* PROMPT 1 *
Echo back the entries verbatim, from the first one through the line containing "ip-address-cell: 192.168.1.115 xyxy=(291,112,370,123)", including that line.

* EXCERPTED PASSAGE *
In our view the beginning point of this analysis is the strong public policy in this state in favor of settlements. Pascarella v. Bruck, 190 N.J. Super. 118, 125, 462 A.2d 186 (App. Div. 1983), certif. den. 94 N.J. 600, 468 A.2d 233 (1983). The point of this policy is not the salutary effect of settlements on our overtaxed judicial and administrative calendars (although this is an undeniable benefit) but the notion that the parties to a dispute are in the best position to determine how to resolve a contested matter in a way which is least disadvantageous to everyone. In recognition of this principle, courts will strain to give effect to the terms of a settlement wherever possible. It follows that any action which would have the effect of vitiating the provisions of a particular settlement agreement and the concomitant effect of undermining public confidence in the settlement process in general, should not be countenanced.
[Id. at 528.]
While we did not address the statutory authorization for the Board to utilize the stipulation, from a public policy viewpoint, we found no objection to the mechanism used.

* PROMPT 2 *
Duplicate, word for word, the passage on settlement policy from "[Id. at 528.]" through "the mechanism used.".

* DATASET ENTRIES *
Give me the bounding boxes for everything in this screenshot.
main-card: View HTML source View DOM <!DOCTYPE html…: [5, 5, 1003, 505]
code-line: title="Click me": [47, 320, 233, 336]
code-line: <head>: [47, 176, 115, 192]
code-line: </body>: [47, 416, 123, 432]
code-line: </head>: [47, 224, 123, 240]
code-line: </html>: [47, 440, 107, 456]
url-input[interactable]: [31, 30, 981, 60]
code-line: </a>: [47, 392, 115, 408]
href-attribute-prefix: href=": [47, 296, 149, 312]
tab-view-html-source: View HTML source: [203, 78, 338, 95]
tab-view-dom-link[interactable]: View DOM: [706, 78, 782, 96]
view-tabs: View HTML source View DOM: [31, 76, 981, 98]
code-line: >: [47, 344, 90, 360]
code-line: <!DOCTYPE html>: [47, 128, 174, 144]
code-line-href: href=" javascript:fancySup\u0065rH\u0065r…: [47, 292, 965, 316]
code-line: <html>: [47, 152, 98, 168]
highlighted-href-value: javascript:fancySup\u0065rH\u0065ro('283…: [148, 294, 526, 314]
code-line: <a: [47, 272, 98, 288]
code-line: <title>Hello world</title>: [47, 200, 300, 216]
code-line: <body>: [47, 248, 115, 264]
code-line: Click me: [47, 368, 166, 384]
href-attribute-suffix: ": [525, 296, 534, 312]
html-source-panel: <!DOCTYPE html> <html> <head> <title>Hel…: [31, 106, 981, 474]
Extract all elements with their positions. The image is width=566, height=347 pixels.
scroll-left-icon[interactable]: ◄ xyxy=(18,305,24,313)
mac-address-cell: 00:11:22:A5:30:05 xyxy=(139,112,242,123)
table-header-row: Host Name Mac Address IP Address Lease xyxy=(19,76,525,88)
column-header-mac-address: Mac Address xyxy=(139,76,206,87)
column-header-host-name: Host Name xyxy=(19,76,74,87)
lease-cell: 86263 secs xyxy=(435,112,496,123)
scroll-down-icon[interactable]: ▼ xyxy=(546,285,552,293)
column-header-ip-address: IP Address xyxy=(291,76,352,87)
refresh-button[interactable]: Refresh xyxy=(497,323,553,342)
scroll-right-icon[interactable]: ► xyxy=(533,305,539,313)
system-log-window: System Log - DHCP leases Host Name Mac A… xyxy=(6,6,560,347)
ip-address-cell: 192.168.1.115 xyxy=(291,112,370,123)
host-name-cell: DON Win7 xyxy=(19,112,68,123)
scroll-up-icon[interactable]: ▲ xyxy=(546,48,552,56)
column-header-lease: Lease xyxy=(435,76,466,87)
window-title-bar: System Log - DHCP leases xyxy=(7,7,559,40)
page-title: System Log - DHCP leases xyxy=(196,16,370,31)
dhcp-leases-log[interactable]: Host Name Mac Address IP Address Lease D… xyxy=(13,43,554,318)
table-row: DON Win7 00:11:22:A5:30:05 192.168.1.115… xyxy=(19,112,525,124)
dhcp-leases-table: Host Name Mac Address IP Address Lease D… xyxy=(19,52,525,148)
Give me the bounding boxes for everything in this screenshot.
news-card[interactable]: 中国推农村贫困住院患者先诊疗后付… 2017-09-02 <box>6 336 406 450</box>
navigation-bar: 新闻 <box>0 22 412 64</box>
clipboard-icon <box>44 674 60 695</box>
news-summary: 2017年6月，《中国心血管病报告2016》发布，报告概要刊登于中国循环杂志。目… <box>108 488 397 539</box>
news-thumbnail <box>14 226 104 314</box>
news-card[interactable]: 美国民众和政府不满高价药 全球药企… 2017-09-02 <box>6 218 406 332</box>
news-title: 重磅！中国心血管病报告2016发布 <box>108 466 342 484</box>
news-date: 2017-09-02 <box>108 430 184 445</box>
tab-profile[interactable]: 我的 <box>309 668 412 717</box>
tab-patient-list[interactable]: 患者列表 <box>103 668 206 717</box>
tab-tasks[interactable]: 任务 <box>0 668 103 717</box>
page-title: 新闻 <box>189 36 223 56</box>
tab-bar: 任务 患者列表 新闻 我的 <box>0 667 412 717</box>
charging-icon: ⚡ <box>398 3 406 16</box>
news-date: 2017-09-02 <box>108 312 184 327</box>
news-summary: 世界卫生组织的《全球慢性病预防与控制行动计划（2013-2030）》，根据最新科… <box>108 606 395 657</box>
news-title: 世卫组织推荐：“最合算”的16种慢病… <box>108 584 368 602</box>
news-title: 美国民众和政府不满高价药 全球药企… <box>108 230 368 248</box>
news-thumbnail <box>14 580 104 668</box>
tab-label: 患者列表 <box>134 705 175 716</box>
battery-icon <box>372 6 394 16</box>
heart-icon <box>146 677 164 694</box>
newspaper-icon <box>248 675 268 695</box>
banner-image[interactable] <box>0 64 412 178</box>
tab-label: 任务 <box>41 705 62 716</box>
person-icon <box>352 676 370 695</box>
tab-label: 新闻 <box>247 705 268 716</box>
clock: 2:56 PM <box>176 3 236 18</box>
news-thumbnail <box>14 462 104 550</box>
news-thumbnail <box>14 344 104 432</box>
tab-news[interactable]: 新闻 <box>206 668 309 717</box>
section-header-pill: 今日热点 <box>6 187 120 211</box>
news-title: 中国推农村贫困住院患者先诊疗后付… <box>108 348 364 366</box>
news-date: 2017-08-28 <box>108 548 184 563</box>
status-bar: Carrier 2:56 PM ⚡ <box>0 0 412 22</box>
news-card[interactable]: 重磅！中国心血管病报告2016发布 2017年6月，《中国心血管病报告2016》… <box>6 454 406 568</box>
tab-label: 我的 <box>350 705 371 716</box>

* CORRECT OUTPUT 1 *
Give me the bounding boxes for everything in this screenshot.
main-card: View HTML source View DOM <!DOCTYPE html…: [5, 5, 1003, 505]
code-line: title="Click me": [47, 320, 233, 336]
code-line: <head>: [47, 176, 115, 192]
code-line: </body>: [47, 416, 123, 432]
code-line: </head>: [47, 224, 123, 240]
code-line: </html>: [47, 440, 107, 456]
url-input[interactable]: [31, 30, 981, 60]
code-line: </a>: [47, 392, 115, 408]
href-attribute-prefix: href=": [47, 296, 149, 312]
tab-view-html-source: View HTML source: [203, 78, 338, 95]
tab-view-dom-link[interactable]: View DOM: [706, 78, 782, 96]
view-tabs: View HTML source View DOM: [31, 76, 981, 98]
code-line: >: [47, 344, 90, 360]
code-line: <!DOCTYPE html>: [47, 128, 174, 144]
code-line-href: href=" javascript:fancySup\u0065rH\u0065r…: [47, 292, 965, 316]
code-line: <html>: [47, 152, 98, 168]
highlighted-href-value: javascript:fancySup\u0065rH\u0065ro('283…: [148, 294, 526, 314]
code-line: <a: [47, 272, 98, 288]
code-line: <title>Hello world</title>: [47, 200, 300, 216]
code-line: <body>: [47, 248, 115, 264]
code-line: Click me: [47, 368, 166, 384]
href-attribute-suffix: ": [525, 296, 534, 312]
html-source-panel: <!DOCTYPE html> <html> <head> <title>Hel…: [31, 106, 981, 474]
Extract all elements with their positions. The image is width=566, height=347 pixels.
scroll-left-icon[interactable]: ◄ xyxy=(18,305,24,313)
mac-address-cell: 00:11:22:A5:30:05 xyxy=(139,112,242,123)
table-header-row: Host Name Mac Address IP Address Lease xyxy=(19,76,525,88)
column-header-mac-address: Mac Address xyxy=(139,76,206,87)
column-header-host-name: Host Name xyxy=(19,76,74,87)
lease-cell: 86263 secs xyxy=(435,112,496,123)
scroll-down-icon[interactable]: ▼ xyxy=(546,285,552,293)
column-header-ip-address: IP Address xyxy=(291,76,352,87)
refresh-button[interactable]: Refresh xyxy=(497,323,553,342)
scroll-right-icon[interactable]: ► xyxy=(533,305,539,313)
system-log-window: System Log - DHCP leases Host Name Mac A… xyxy=(6,6,560,347)
ip-address-cell: 192.168.1.115 xyxy=(291,112,370,123)

* CORRECT OUTPUT 2 *
[Id. at 528.]
While we did not address the statutory authorization for the Board to utilize the stipulation, from a public policy viewpoint, we found no objection to the mechanism used.